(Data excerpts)
'''

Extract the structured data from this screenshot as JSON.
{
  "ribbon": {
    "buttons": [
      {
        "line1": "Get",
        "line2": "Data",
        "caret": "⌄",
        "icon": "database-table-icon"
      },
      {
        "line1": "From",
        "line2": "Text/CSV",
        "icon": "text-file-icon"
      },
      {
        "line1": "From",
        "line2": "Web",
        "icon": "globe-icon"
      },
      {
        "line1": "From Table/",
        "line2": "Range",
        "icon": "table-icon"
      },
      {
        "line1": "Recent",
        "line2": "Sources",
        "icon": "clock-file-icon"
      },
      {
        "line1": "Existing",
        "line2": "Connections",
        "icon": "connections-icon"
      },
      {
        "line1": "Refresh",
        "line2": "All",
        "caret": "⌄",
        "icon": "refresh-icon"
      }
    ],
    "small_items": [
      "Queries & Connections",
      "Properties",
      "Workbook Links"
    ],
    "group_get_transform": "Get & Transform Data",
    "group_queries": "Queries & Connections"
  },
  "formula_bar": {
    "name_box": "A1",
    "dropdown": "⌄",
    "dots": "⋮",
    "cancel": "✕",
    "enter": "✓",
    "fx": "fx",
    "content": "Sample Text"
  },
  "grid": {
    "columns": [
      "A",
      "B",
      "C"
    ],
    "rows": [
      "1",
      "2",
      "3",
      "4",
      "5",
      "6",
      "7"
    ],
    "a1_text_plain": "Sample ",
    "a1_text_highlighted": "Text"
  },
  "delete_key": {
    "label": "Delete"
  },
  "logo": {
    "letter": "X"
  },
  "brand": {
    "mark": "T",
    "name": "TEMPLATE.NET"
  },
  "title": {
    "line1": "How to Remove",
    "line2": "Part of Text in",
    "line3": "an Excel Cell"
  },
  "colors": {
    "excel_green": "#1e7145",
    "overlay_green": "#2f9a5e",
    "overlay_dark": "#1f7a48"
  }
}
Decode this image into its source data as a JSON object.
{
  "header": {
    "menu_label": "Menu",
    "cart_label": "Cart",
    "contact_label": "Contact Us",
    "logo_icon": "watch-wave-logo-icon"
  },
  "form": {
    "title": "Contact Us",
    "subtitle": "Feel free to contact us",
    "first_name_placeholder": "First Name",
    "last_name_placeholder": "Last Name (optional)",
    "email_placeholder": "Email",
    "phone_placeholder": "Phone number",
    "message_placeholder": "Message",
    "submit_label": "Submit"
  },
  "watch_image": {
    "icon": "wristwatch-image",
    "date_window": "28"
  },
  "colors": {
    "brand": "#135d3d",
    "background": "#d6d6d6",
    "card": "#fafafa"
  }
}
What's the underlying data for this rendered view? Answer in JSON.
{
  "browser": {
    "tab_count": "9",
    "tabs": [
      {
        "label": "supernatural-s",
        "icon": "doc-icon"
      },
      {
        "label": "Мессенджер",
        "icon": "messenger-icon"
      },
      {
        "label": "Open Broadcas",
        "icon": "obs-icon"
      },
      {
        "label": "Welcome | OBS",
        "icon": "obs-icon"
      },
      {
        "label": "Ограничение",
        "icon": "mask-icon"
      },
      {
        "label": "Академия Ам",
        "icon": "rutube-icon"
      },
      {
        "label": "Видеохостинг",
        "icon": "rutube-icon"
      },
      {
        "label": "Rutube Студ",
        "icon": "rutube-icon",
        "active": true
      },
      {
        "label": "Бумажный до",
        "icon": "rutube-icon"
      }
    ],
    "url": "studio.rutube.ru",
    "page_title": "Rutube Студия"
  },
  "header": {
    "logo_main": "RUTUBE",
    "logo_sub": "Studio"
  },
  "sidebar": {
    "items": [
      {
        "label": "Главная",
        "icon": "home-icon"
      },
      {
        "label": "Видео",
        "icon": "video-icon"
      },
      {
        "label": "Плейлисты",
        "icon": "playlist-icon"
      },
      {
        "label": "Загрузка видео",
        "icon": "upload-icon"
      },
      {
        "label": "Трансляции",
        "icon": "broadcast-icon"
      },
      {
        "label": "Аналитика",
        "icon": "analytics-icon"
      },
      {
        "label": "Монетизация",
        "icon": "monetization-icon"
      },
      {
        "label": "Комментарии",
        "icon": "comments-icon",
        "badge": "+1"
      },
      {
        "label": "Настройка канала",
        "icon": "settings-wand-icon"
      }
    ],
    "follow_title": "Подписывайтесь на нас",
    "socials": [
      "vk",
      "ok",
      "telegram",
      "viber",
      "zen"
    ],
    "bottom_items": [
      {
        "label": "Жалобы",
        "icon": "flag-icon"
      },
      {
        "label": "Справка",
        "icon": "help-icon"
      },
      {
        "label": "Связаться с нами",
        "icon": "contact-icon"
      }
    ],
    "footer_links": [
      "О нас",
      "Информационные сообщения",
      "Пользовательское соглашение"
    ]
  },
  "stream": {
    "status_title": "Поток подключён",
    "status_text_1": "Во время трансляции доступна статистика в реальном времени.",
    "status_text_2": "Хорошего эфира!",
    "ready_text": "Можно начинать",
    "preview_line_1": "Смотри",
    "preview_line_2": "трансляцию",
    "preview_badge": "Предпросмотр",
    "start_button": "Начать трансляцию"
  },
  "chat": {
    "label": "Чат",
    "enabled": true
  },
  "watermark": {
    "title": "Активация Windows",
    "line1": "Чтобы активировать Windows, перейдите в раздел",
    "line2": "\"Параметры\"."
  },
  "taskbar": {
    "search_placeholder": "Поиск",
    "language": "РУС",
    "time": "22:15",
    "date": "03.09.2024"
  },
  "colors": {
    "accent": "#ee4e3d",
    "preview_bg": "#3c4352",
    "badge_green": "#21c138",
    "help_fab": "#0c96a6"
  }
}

'''

• [Required work]:
Report only the number of lines that hold the string "Sample" in this listing.

• [Worked solution]:
2